--- PROVIDED ENTRIES ---

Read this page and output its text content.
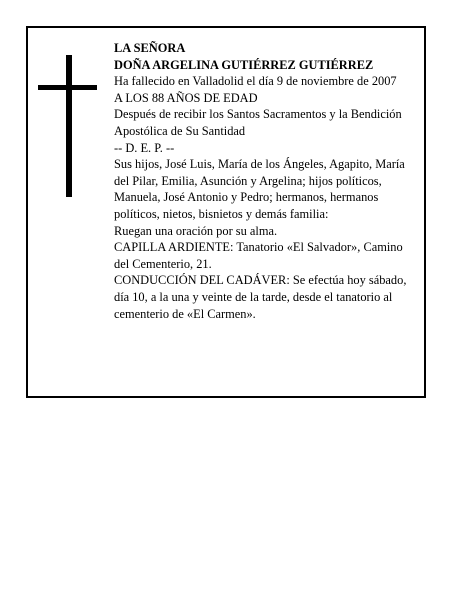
LA SEÑORA
DOÑA ARGELINA GUTIÉRREZ GUTIÉRREZ
Ha fallecido en Valladolid el día 9 de noviembre de 2007
A LOS 88 AÑOS DE EDAD
Después de recibir los Santos Sacramentos y la Bendición Apostólica de Su Santidad
-- D. E. P. --
Sus hijos, José Luis, María de los Ángeles, Agapito, María del Pilar, Emilia, Asunción y Argelina; hijos políticos, Manuela, José Antonio y Pedro; hermanos, hermanos políticos, nietos, bisnietos y demás familia:
Ruegan una oración por su alma.
CAPILLA ARDIENTE: Tanatorio «El Salvador», Camino del Cementerio, 21.
CONDUCCIÓN DEL CADÁVER: Se efectúa hoy sábado, día 10, a la una y veinte de la tarde, desde el tanatorio al cementerio de «El Carmen».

---

STATED TASK: Reproduce the material in its entirety and word for word, without the pictures.

EXERCISE RESULT:
Read this page and output its text content.
LA SEÑORA
DOÑA ARGELINA GUTIÉRREZ GUTIÉRREZ
Ha fallecido en Valladolid el día 9 de noviembre de 2007
A LOS 88 AÑOS DE EDAD
Después de recibir los Santos Sacramentos y la Bendición Apostólica de Su Santidad
-- D. E. P. --
Sus hijos, José Luis, María de los Ángeles, Agapito, María del Pilar, Emilia, Asunción y Argelina; hijos políticos, Manuela, José Antonio y Pedro; hermanos, hermanos políticos, nietos, bisnietos y demás familia:
Ruegan una oración por su alma.
CAPILLA ARDIENTE: Tanatorio «El Salvador», Camino del Cementerio, 21.
CONDUCCIÓN DEL CADÁVER: Se efectúa hoy sábado, día 10, a la una y veinte de la tarde, desde el tanatorio al cementerio de «El Carmen».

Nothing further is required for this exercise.